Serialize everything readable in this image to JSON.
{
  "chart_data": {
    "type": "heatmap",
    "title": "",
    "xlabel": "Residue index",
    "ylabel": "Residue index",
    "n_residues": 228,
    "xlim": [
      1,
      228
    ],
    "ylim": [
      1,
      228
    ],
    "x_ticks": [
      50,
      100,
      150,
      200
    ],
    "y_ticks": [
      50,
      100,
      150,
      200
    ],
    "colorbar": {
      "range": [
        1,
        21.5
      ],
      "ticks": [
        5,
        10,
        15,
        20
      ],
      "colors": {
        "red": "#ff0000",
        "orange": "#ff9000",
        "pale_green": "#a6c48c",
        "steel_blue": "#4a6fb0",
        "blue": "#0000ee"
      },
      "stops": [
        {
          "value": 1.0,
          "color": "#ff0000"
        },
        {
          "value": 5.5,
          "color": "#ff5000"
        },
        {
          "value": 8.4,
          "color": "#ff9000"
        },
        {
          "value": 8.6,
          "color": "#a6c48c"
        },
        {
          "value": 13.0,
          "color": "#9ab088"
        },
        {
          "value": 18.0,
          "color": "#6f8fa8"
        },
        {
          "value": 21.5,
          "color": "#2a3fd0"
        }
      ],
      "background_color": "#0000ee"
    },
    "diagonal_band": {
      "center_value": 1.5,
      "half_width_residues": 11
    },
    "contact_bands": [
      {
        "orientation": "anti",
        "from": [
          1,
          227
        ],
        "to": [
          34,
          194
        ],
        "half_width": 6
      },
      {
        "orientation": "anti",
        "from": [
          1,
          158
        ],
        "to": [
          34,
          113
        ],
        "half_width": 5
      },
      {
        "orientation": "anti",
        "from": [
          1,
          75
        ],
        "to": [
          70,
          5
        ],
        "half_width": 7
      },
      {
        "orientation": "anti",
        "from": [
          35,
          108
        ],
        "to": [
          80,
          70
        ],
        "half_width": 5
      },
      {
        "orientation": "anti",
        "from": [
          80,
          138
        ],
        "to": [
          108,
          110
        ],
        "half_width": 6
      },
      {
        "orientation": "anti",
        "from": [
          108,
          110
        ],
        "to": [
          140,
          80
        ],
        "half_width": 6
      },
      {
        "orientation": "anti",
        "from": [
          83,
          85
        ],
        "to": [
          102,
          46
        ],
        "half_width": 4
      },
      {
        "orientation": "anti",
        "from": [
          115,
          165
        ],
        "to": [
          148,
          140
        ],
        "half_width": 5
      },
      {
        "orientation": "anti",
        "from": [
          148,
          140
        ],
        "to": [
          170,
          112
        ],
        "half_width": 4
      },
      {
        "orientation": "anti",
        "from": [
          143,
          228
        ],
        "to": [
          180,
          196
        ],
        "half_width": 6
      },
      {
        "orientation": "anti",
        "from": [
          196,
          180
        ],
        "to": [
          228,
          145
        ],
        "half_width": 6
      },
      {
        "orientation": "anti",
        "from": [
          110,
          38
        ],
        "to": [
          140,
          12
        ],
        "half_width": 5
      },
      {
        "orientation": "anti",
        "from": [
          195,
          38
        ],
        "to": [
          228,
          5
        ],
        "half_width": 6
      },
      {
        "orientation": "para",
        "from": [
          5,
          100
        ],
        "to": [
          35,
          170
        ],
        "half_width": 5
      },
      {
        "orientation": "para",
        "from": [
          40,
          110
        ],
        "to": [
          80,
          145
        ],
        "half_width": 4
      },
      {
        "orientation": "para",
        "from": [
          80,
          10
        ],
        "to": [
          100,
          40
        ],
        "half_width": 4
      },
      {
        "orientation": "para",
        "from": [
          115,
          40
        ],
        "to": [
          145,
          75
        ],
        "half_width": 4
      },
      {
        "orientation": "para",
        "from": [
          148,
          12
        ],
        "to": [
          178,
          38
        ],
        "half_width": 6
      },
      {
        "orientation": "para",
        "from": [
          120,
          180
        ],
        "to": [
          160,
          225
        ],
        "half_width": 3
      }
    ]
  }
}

━━━━

Aim -> Select every line in the material above where the string "index" occurs, and copy it.

Result of the exercise ->
    "xlabel": "Residue index",
    "ylabel": "Residue index",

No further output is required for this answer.